Written problem - How many of the lines below contain "цифровой"? Answer with that number alone.
--- start Task data ---
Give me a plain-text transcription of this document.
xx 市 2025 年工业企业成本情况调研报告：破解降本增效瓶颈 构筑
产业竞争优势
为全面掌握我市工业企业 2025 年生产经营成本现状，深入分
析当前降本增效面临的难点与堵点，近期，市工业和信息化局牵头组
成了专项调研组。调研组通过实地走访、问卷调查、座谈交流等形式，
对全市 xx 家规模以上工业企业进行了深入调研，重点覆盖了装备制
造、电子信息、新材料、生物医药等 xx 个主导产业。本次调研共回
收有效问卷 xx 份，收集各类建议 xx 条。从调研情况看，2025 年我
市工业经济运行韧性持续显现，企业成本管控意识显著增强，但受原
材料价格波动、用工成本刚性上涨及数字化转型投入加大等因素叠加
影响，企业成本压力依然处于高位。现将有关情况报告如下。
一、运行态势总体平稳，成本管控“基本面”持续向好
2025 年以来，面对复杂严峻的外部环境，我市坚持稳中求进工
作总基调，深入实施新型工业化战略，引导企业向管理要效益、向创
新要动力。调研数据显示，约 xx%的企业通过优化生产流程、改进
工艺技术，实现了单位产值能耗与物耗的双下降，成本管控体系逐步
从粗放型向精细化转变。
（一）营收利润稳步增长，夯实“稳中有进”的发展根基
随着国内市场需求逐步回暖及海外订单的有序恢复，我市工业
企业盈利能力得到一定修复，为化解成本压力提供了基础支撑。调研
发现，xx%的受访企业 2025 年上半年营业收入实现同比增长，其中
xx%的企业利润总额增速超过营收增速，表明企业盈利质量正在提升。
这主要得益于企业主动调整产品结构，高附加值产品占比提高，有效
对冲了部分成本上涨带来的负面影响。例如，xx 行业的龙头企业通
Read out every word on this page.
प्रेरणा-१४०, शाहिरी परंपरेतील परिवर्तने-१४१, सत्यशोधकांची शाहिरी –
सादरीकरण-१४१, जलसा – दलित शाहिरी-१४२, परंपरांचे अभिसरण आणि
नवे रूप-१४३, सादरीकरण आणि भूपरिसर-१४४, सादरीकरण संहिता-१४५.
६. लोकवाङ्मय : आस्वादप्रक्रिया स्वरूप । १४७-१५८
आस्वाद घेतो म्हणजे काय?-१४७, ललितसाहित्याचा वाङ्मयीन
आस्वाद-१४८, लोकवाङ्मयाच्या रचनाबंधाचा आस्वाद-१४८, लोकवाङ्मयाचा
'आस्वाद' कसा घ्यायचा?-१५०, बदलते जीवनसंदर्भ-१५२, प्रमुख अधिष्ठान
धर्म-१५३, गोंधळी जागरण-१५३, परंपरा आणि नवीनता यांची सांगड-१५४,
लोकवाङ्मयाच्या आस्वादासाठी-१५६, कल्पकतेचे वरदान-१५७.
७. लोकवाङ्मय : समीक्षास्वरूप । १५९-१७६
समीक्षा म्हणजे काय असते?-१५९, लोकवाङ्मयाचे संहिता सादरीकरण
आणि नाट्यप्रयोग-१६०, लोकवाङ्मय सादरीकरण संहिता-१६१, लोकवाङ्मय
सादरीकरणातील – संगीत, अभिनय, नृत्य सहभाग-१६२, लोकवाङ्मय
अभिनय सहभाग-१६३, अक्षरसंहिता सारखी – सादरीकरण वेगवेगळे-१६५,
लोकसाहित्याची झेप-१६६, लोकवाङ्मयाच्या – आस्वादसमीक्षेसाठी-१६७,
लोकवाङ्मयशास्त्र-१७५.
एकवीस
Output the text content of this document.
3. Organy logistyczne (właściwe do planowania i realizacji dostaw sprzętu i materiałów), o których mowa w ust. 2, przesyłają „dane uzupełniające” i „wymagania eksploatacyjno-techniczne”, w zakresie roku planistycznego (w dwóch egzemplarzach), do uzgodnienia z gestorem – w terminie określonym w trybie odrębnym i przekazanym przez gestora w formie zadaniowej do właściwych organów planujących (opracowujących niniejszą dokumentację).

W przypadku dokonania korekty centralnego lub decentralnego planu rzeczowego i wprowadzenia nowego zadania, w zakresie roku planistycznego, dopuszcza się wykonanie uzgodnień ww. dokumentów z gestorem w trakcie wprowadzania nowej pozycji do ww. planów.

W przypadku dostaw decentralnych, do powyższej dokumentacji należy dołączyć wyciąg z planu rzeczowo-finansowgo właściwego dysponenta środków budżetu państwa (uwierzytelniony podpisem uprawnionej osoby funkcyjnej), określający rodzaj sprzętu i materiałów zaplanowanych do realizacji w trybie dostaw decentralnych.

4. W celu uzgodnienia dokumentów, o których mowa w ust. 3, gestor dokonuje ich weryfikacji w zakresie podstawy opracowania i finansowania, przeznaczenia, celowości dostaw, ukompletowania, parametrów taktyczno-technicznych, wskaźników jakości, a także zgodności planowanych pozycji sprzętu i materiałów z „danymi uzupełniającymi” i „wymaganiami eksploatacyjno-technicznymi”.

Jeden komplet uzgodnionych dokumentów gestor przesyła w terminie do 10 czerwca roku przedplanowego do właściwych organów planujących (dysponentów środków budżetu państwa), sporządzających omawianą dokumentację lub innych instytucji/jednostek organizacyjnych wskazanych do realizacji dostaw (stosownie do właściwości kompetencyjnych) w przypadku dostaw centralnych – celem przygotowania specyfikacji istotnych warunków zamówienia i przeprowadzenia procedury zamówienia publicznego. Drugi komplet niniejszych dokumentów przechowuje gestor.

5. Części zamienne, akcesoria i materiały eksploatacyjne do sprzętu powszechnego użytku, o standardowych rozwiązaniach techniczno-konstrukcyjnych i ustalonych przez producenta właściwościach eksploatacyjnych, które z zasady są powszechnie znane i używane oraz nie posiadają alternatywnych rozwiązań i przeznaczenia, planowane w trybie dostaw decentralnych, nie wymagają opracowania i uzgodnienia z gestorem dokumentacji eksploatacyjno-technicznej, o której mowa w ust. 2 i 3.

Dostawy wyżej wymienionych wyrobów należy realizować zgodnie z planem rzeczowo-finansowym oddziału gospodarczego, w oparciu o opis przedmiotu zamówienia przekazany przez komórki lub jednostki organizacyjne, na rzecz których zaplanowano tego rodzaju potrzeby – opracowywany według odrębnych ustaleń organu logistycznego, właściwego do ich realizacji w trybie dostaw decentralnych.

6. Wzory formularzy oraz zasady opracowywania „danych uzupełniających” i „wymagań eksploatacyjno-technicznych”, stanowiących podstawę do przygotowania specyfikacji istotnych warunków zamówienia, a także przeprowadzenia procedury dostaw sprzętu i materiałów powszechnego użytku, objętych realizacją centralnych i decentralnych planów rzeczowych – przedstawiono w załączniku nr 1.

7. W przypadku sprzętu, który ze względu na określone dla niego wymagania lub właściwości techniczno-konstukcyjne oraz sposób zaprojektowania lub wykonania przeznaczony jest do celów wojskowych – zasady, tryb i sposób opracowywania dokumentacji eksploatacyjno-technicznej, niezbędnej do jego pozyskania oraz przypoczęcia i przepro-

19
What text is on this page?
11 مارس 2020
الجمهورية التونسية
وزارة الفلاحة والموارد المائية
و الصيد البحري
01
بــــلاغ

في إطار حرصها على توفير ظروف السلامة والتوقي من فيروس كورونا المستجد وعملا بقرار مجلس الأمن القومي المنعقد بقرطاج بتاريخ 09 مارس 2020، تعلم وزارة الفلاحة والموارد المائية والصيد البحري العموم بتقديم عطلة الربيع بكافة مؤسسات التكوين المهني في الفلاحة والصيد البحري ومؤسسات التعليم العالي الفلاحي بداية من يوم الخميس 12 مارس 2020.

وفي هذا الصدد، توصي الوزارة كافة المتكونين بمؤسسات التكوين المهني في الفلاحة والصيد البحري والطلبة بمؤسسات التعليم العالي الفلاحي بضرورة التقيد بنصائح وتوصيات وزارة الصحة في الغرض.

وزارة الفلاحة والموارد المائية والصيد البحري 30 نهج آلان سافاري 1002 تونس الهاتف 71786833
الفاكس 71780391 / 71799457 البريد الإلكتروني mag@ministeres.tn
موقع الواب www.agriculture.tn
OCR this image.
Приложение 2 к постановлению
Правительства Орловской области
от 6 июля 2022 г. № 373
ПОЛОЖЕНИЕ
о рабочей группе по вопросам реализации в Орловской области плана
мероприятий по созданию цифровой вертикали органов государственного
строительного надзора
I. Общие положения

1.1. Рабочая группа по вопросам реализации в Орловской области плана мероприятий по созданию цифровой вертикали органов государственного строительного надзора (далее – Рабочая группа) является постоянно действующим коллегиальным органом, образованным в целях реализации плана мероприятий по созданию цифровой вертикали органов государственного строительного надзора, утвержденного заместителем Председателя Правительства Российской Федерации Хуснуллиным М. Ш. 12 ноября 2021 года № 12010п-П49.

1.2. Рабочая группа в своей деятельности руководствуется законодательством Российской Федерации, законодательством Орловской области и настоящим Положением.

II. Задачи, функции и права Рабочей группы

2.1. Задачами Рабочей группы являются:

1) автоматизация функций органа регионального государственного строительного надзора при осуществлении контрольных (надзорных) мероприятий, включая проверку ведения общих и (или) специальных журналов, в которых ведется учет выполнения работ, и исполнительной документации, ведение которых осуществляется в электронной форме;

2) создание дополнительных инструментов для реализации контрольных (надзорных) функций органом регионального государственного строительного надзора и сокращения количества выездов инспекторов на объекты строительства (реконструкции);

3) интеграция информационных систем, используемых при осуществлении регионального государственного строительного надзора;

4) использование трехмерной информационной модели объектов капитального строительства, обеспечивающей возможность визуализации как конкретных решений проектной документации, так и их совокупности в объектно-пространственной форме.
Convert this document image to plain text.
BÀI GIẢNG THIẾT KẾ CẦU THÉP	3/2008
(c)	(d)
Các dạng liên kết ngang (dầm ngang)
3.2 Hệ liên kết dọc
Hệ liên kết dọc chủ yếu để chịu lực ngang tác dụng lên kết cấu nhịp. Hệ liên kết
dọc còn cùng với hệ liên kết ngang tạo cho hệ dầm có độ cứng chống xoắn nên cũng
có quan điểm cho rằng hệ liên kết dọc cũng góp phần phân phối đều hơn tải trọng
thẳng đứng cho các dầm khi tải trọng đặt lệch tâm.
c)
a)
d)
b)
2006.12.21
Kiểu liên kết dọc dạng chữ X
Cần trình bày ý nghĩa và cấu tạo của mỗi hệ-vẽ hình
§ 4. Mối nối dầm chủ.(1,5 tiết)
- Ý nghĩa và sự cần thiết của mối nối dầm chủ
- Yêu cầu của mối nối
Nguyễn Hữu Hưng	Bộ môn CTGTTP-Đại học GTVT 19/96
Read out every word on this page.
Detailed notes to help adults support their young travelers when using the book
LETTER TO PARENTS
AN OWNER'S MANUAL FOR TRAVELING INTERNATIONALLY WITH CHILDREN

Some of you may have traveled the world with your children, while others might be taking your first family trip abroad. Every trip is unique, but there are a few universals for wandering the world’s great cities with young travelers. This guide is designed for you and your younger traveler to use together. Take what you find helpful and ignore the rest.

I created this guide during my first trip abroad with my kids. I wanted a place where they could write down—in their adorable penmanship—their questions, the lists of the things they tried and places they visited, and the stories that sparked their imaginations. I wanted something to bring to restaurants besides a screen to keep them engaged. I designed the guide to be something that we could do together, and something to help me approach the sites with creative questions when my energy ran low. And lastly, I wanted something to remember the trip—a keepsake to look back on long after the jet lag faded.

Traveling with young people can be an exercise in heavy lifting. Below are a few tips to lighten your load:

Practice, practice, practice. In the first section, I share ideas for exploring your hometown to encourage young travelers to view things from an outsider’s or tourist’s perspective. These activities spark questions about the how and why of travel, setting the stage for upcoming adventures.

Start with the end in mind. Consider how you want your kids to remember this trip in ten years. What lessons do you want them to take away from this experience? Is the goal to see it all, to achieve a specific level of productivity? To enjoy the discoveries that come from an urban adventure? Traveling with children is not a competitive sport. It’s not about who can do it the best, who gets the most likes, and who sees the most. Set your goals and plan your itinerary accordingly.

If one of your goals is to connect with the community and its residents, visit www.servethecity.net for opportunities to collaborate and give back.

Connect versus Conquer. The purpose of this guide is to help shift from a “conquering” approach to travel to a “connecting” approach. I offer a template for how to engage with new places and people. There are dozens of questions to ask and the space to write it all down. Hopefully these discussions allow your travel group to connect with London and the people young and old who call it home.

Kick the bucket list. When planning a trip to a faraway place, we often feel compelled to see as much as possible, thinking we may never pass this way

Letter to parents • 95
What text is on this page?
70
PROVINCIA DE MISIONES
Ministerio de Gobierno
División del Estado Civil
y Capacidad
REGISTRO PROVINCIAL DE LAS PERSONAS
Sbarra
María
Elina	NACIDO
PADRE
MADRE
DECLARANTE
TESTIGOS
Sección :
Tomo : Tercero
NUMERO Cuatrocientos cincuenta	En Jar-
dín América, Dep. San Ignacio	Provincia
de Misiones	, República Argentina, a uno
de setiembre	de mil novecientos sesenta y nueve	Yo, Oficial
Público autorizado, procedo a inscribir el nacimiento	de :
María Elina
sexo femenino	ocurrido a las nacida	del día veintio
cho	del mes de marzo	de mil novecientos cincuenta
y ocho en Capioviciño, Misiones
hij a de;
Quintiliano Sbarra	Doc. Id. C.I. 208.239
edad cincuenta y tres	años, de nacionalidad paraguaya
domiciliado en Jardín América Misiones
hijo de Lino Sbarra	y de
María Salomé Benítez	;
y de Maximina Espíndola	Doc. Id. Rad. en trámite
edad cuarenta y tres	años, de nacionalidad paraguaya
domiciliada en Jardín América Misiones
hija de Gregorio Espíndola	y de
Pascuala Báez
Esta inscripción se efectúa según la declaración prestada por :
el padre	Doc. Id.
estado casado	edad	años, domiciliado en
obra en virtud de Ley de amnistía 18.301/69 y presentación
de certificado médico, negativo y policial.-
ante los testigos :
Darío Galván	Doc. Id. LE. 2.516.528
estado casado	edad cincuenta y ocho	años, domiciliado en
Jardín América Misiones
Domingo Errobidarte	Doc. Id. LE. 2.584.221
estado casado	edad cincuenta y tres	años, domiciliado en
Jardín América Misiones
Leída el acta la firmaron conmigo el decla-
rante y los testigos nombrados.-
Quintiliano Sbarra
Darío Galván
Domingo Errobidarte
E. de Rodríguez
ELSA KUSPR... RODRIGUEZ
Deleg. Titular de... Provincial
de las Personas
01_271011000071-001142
--- end Task data ---
Correct answer - 2